* _Given request_: Repeat the entries below exactly as they appear, with no pictures.
:: Data supplied ::
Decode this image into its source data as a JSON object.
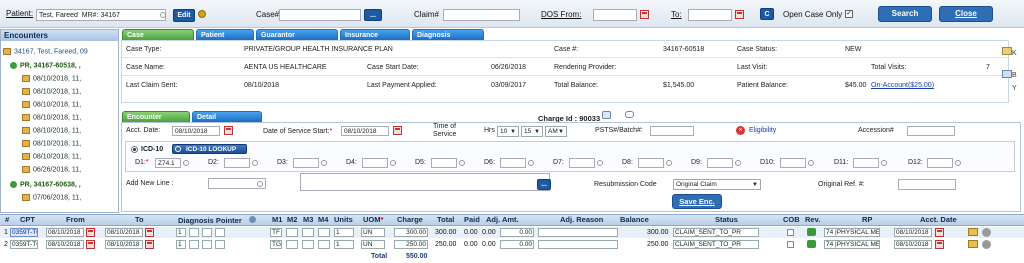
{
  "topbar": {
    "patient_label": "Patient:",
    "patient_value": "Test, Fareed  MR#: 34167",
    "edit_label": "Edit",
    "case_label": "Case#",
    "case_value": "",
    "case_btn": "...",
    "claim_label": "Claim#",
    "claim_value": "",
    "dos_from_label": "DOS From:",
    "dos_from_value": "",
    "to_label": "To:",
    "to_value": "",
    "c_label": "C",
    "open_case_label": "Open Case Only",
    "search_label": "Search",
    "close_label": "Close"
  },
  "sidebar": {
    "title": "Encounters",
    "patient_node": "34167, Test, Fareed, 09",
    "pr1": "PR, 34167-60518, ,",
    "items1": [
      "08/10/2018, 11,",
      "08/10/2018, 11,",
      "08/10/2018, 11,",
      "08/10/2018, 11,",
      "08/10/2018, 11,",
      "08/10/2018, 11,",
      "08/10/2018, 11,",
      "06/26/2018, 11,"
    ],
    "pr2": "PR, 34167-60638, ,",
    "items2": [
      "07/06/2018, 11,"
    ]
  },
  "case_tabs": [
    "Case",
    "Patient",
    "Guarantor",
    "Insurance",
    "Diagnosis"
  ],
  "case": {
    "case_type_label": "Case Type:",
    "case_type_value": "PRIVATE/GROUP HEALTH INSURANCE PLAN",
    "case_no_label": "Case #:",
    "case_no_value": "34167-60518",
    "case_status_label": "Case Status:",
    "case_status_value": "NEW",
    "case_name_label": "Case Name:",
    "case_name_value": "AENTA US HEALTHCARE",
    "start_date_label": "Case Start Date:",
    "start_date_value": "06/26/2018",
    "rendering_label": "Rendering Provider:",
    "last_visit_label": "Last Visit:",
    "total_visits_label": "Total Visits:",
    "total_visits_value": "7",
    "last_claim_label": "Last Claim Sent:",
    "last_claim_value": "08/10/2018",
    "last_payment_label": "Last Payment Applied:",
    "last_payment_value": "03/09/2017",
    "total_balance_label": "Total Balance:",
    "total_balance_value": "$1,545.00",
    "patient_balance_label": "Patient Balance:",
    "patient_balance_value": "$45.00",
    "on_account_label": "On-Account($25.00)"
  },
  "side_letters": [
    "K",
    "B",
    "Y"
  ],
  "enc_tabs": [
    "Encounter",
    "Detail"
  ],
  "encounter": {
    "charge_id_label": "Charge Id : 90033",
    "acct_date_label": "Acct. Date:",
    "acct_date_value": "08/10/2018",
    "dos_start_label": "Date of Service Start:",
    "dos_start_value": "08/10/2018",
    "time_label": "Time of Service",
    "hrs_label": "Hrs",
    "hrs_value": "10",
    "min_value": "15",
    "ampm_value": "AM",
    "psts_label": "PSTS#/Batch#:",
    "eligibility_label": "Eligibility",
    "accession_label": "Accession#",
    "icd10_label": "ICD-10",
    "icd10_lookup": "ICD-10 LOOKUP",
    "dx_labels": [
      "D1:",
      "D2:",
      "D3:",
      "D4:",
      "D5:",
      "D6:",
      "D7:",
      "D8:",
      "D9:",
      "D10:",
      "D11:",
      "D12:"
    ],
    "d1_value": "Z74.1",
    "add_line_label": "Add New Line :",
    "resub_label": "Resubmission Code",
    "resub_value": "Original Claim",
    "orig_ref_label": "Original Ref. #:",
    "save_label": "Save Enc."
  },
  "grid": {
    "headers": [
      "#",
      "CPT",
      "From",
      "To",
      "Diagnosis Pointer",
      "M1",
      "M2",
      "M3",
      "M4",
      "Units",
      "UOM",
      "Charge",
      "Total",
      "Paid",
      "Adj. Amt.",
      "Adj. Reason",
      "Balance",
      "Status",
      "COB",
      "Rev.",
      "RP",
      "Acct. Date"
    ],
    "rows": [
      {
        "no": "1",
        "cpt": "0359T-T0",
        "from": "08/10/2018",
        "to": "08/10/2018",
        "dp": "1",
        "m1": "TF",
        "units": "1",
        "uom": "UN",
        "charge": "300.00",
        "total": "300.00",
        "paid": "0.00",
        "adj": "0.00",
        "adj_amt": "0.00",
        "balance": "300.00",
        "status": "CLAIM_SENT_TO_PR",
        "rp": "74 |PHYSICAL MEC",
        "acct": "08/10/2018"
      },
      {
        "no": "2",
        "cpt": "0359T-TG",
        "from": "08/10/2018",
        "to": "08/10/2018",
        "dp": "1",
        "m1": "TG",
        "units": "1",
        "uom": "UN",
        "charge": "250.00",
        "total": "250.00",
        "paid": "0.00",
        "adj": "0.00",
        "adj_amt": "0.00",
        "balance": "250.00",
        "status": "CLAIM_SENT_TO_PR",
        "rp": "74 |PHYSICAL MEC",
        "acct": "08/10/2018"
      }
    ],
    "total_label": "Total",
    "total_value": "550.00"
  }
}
:::
* _Task output_:
Decode this image into its source data as a JSON object.
{
  "topbar": {
    "patient_label": "Patient:",
    "patient_value": "Test, Fareed  MR#: 34167",
    "edit_label": "Edit",
    "case_label": "Case#",
    "case_value": "",
    "case_btn": "...",
    "claim_label": "Claim#",
    "claim_value": "",
    "dos_from_label": "DOS From:",
    "dos_from_value": "",
    "to_label": "To:",
    "to_value": "",
    "c_label": "C",
    "open_case_label": "Open Case Only",
    "search_label": "Search",
    "close_label": "Close"
  },
  "sidebar": {
    "title": "Encounters",
    "patient_node": "34167, Test, Fareed, 09",
    "pr1": "PR, 34167-60518, ,",
    "items1": [
      "08/10/2018, 11,",
      "08/10/2018, 11,",
      "08/10/2018, 11,",
      "08/10/2018, 11,",
      "08/10/2018, 11,",
      "08/10/2018, 11,",
      "08/10/2018, 11,",
      "06/26/2018, 11,"
    ],
    "pr2": "PR, 34167-60638, ,",
    "items2": [
      "07/06/2018, 11,"
    ]
  },
  "case_tabs": [
    "Case",
    "Patient",
    "Guarantor",
    "Insurance",
    "Diagnosis"
  ],
  "case": {
    "case_type_label": "Case Type:",
    "case_type_value": "PRIVATE/GROUP HEALTH INSURANCE PLAN",
    "case_no_label": "Case #:",
    "case_no_value": "34167-60518",
    "case_status_label": "Case Status:",
    "case_status_value": "NEW",
    "case_name_label": "Case Name:",
    "case_name_value": "AENTA US HEALTHCARE",
    "start_date_label": "Case Start Date:",
    "start_date_value": "06/26/2018",
    "rendering_label": "Rendering Provider:",
    "last_visit_label": "Last Visit:",
    "total_visits_label": "Total Visits:",
    "total_visits_value": "7",
    "last_claim_label": "Last Claim Sent:",
    "last_claim_value": "08/10/2018",
    "last_payment_label": "Last Payment Applied:",
    "last_payment_value": "03/09/2017",
    "total_balance_label": "Total Balance:",
    "total_balance_value": "$1,545.00",
    "patient_balance_label": "Patient Balance:",
    "patient_balance_value": "$45.00",
    "on_account_label": "On-Account($25.00)"
  },
  "side_letters": [
    "K",
    "B",
    "Y"
  ],
  "enc_tabs": [
    "Encounter",
    "Detail"
  ],
  "encounter": {
    "charge_id_label": "Charge Id : 90033",
    "acct_date_label": "Acct. Date:",
    "acct_date_value": "08/10/2018",
    "dos_start_label": "Date of Service Start:",
    "dos_start_value": "08/10/2018",
    "time_label": "Time of Service",
    "hrs_label": "Hrs",
    "hrs_value": "10",
    "min_value": "15",
    "ampm_value": "AM",
    "psts_label": "PSTS#/Batch#:",
    "eligibility_label": "Eligibility",
    "accession_label": "Accession#",
    "icd10_label": "ICD-10",
    "icd10_lookup": "ICD-10 LOOKUP",
    "dx_labels": [
      "D1:",
      "D2:",
      "D3:",
      "D4:",
      "D5:",
      "D6:",
      "D7:",
      "D8:",
      "D9:",
      "D10:",
      "D11:",
      "D12:"
    ],
    "d1_value": "Z74.1",
    "add_line_label": "Add New Line :",
    "resub_label": "Resubmission Code",
    "resub_value": "Original Claim",
    "orig_ref_label": "Original Ref. #:",
    "save_label": "Save Enc."
  },
  "grid": {
    "headers": [
      "#",
      "CPT",
      "From",
      "To",
      "Diagnosis Pointer",
      "M1",
      "M2",
      "M3",
      "M4",
      "Units",
      "UOM",
      "Charge",
      "Total",
      "Paid",
      "Adj. Amt.",
      "Adj. Reason",
      "Balance",
      "Status",
      "COB",
      "Rev.",
      "RP",
      "Acct. Date"
    ],
    "rows": [
      {
        "no": "1",
        "cpt": "0359T-T0",
        "from": "08/10/2018",
        "to": "08/10/2018",
        "dp": "1",
        "m1": "TF",
        "units": "1",
        "uom": "UN",
        "charge": "300.00",
        "total": "300.00",
        "paid": "0.00",
        "adj": "0.00",
        "adj_amt": "0.00",
        "balance": "300.00",
        "status": "CLAIM_SENT_TO_PR",
        "rp": "74 |PHYSICAL MEC",
        "acct": "08/10/2018"
      },
      {
        "no": "2",
        "cpt": "0359T-TG",
        "from": "08/10/2018",
        "to": "08/10/2018",
        "dp": "1",
        "m1": "TG",
        "units": "1",
        "uom": "UN",
        "charge": "250.00",
        "total": "250.00",
        "paid": "0.00",
        "adj": "0.00",
        "adj_amt": "0.00",
        "balance": "250.00",
        "status": "CLAIM_SENT_TO_PR",
        "rp": "74 |PHYSICAL MEC",
        "acct": "08/10/2018"
      }
    ],
    "total_label": "Total",
    "total_value": "550.00"
  }
}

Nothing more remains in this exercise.